* **PROBLEM TO WORK ON**: Output as a JSON list of strings everything from the line containing "x-tick-label: 10 xyxy=(487,381,499,392)" down to the line containing "data-point-1 xyxy=(398,158,406,166)", one string per line and blank lines left out.

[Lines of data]
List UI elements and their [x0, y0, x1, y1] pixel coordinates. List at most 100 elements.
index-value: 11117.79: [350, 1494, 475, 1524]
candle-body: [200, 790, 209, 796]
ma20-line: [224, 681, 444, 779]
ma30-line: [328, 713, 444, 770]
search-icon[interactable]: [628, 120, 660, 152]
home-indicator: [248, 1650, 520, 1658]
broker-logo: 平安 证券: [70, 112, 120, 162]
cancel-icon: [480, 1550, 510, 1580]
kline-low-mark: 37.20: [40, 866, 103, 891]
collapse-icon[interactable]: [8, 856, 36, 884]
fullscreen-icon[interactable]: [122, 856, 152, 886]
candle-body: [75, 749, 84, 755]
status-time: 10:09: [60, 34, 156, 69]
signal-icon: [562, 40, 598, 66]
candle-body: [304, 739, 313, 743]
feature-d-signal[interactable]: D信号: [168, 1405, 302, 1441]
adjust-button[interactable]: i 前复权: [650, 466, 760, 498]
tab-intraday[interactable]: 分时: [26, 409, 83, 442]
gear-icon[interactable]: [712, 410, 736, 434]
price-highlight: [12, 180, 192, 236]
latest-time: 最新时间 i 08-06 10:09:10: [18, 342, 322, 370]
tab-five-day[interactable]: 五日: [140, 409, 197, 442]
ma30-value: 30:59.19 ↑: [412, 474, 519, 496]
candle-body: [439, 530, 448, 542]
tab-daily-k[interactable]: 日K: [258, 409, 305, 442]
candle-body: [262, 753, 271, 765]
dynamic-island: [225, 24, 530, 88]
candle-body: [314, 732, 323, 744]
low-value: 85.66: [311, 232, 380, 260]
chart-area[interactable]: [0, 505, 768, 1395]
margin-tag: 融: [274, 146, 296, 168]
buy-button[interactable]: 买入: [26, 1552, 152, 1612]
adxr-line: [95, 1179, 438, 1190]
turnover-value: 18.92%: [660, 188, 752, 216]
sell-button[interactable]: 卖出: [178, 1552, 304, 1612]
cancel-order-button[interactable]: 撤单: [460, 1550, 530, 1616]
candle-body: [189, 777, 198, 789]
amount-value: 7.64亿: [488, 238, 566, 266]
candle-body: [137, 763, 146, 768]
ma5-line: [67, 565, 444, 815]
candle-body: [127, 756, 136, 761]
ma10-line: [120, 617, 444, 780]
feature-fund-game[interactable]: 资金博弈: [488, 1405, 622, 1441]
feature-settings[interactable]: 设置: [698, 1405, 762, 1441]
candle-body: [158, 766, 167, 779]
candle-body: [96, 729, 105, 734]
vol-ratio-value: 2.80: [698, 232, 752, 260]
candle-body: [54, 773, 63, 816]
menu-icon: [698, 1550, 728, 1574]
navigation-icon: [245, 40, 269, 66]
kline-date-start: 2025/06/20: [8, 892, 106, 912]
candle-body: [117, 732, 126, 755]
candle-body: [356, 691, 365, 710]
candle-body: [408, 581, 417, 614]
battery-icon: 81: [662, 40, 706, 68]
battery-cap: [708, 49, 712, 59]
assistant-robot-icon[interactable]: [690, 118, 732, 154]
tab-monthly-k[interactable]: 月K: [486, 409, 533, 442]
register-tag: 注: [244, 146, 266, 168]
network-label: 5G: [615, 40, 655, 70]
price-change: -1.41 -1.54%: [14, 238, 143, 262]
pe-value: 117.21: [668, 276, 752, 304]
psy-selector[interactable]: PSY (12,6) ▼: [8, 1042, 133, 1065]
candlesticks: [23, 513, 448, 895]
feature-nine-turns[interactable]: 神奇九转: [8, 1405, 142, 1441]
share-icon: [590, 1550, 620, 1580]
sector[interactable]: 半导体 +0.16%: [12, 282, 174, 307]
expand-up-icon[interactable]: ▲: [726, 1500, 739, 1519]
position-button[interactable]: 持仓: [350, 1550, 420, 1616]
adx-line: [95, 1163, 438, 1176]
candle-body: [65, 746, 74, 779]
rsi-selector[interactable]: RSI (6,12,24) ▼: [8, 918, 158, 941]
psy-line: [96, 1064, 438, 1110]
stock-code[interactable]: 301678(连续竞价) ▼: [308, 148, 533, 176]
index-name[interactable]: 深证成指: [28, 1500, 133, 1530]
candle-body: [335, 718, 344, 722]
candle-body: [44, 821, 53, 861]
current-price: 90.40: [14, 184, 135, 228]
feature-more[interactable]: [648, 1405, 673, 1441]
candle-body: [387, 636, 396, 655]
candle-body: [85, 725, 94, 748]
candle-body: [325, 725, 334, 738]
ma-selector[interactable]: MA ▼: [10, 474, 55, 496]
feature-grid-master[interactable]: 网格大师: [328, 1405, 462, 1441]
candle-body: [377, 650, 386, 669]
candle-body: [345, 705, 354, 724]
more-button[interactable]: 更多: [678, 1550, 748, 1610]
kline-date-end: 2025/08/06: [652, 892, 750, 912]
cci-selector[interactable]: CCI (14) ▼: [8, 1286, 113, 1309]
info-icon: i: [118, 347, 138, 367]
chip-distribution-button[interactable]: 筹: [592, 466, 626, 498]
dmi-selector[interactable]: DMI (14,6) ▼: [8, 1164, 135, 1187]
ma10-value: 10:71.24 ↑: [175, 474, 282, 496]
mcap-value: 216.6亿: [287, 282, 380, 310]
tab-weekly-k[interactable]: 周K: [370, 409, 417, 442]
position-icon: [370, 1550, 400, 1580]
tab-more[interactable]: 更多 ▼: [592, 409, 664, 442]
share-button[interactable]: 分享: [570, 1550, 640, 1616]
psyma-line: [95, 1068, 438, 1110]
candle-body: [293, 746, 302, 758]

---

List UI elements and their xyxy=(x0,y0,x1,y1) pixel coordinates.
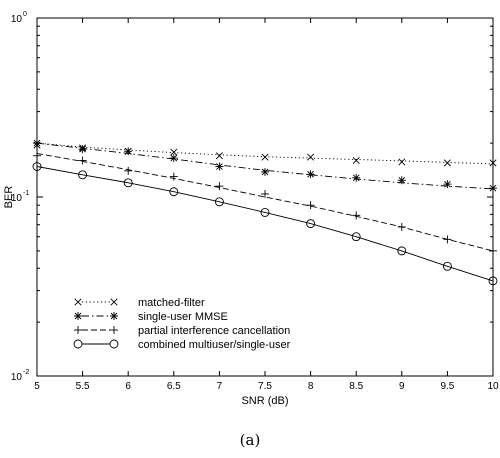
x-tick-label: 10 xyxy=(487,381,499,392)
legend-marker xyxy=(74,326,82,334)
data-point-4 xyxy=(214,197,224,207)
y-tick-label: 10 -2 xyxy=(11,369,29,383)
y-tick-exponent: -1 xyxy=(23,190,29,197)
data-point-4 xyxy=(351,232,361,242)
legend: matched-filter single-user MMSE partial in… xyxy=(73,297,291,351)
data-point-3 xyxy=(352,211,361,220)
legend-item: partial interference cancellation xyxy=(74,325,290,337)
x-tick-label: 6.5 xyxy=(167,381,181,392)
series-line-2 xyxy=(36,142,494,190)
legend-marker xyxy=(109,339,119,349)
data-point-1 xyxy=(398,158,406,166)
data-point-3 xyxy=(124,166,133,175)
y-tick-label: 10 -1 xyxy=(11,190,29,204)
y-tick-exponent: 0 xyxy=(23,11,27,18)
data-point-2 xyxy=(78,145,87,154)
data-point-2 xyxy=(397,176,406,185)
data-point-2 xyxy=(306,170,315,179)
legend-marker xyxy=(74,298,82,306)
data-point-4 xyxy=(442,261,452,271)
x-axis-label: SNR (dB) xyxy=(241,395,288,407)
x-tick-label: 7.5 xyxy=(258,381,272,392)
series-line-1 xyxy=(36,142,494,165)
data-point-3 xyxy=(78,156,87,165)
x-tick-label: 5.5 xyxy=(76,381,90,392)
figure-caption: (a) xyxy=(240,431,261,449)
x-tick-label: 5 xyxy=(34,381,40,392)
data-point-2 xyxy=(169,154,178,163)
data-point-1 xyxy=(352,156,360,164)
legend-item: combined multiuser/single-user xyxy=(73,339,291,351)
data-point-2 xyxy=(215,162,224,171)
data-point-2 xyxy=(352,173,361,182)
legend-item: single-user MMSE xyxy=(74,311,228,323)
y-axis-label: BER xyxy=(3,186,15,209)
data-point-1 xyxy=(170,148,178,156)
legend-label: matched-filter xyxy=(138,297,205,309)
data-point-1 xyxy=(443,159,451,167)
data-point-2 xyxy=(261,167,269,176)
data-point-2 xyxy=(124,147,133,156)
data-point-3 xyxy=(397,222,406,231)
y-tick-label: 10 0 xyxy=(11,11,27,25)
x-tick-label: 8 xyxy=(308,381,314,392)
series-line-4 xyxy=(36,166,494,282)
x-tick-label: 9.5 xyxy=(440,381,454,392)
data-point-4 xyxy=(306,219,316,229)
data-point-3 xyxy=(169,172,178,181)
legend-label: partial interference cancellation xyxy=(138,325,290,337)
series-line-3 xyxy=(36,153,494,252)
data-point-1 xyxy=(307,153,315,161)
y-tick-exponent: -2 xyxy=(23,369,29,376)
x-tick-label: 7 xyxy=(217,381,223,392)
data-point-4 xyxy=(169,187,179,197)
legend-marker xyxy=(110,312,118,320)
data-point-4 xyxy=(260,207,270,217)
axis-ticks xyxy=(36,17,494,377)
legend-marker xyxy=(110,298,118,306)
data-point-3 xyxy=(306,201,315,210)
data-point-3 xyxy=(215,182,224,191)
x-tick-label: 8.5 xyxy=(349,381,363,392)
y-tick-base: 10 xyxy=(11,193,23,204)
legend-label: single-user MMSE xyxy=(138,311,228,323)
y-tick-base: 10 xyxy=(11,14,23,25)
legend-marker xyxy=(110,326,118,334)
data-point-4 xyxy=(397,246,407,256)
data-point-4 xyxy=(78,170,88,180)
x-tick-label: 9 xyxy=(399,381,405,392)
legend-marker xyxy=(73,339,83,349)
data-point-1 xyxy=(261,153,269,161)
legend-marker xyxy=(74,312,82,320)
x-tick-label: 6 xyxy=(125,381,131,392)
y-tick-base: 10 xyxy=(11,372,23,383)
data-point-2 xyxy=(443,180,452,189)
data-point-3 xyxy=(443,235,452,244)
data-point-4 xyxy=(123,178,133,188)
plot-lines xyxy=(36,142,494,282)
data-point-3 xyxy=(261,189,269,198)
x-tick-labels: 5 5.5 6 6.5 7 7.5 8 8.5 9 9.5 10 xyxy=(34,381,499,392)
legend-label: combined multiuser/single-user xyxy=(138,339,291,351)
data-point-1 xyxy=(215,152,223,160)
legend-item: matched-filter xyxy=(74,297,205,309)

---

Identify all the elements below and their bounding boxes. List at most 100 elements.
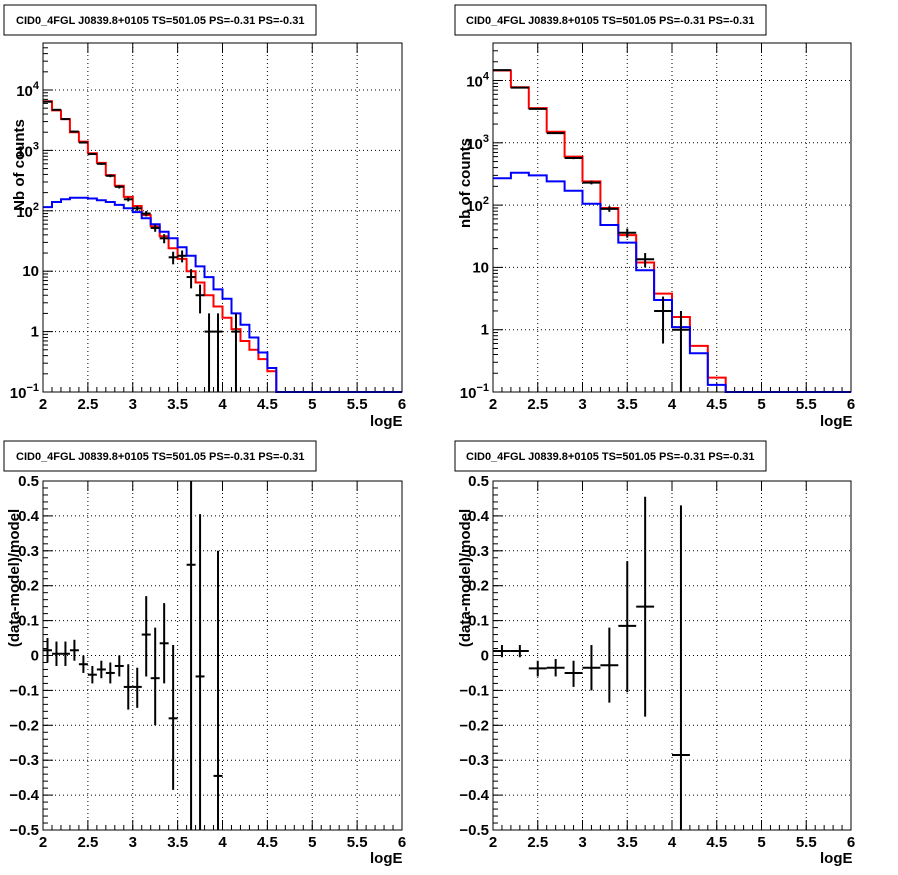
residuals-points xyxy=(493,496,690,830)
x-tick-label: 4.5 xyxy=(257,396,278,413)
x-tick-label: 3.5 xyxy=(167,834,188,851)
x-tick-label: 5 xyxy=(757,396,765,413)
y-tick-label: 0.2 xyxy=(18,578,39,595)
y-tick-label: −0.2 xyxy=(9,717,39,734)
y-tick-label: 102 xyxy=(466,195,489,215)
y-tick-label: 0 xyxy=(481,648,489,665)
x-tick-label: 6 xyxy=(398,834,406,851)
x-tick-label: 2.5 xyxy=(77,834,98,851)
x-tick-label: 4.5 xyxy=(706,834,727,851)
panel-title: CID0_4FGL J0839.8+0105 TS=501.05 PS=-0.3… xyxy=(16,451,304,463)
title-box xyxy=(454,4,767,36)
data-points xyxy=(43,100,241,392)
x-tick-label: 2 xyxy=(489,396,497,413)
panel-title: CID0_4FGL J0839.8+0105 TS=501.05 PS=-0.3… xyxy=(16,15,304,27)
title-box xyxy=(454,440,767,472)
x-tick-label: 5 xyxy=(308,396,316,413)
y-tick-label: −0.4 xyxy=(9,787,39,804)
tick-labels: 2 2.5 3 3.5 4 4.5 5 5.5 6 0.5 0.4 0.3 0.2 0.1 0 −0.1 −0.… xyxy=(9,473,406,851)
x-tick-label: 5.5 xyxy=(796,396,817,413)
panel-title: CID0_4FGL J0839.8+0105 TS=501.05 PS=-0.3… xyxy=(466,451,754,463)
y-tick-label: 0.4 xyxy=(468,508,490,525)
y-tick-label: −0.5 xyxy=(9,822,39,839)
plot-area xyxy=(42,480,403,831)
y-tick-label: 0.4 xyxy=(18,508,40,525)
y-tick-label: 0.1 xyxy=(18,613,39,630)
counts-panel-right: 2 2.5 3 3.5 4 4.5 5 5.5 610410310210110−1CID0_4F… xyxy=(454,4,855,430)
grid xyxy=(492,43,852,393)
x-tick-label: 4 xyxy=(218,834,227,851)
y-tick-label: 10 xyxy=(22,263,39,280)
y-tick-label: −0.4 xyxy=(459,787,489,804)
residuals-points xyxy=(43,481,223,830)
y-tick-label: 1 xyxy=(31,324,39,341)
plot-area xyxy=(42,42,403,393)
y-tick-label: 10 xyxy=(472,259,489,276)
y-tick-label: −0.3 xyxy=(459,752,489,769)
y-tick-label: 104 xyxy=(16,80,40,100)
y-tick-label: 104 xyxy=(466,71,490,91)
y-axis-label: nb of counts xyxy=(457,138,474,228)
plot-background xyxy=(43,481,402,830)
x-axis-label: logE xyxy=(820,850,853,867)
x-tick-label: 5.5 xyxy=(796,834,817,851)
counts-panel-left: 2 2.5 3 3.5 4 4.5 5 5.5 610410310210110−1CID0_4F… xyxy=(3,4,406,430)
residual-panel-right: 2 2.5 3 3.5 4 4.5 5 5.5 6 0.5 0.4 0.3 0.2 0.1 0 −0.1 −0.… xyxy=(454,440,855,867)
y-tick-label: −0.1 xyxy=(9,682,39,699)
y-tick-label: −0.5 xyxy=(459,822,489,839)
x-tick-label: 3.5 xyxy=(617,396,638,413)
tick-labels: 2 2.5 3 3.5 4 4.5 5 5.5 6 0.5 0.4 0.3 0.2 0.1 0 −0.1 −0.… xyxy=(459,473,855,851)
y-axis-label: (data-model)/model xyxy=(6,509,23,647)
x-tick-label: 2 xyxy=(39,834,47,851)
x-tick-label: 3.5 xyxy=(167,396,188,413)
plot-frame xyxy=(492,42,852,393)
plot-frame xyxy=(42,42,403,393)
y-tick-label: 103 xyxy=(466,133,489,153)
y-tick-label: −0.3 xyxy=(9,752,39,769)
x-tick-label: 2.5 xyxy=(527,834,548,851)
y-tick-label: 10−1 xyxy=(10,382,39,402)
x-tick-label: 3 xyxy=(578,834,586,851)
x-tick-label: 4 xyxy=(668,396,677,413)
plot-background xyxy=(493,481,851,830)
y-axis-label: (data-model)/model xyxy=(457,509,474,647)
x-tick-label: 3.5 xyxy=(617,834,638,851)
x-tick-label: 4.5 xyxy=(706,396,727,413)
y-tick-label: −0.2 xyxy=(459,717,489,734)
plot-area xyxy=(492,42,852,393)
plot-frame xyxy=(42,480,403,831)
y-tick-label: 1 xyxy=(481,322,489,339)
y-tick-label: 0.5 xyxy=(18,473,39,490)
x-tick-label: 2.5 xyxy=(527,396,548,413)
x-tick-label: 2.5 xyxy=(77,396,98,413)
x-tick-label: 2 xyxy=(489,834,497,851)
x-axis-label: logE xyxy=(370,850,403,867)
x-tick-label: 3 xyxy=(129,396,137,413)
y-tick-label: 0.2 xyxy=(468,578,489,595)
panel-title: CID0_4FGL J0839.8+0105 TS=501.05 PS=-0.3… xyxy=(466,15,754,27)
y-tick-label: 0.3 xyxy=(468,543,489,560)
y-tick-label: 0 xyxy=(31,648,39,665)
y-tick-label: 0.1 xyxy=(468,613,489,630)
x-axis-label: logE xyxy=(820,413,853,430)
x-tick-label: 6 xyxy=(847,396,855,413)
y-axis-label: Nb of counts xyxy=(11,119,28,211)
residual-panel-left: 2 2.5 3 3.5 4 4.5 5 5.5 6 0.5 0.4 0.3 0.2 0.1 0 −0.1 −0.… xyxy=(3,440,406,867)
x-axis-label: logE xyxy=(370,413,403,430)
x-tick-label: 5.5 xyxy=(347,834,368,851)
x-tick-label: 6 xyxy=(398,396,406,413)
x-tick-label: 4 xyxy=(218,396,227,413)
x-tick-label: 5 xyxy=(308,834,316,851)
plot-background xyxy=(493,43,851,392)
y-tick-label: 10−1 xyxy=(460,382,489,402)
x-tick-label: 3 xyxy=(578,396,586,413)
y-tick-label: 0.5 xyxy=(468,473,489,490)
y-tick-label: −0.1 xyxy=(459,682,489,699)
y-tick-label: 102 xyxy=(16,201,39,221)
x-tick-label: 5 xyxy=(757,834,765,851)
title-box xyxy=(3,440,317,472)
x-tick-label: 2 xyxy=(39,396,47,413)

* **REPLY TO THE EXERCISE**:
[
  "x-tick-label: 10 xyxy=(487,381,499,392)",
  "legend-marker xyxy=(74,326,82,334)",
  "data-point-4 xyxy=(214,197,224,207)",
  "y-tick-label: 10 -2 xyxy=(11,369,29,383)",
  "y-tick-exponent: -1 xyxy=(23,190,29,197)",
  "data-point-4 xyxy=(351,232,361,242)",
  "legend: matched-filter single-user MMSE partial in… xyxy=(73,297,291,351)",
  "data-point-3 xyxy=(352,211,361,220)",
  "legend-item: partial interference cancellation xyxy=(74,325,290,337)",
  "x-tick-label: 6.5 xyxy=(167,381,181,392)",
  "series-line-2 xyxy=(36,142,494,190)",
  "legend-marker xyxy=(109,339,119,349)",
  "data-point-1 xyxy=(398,158,406,166)"
]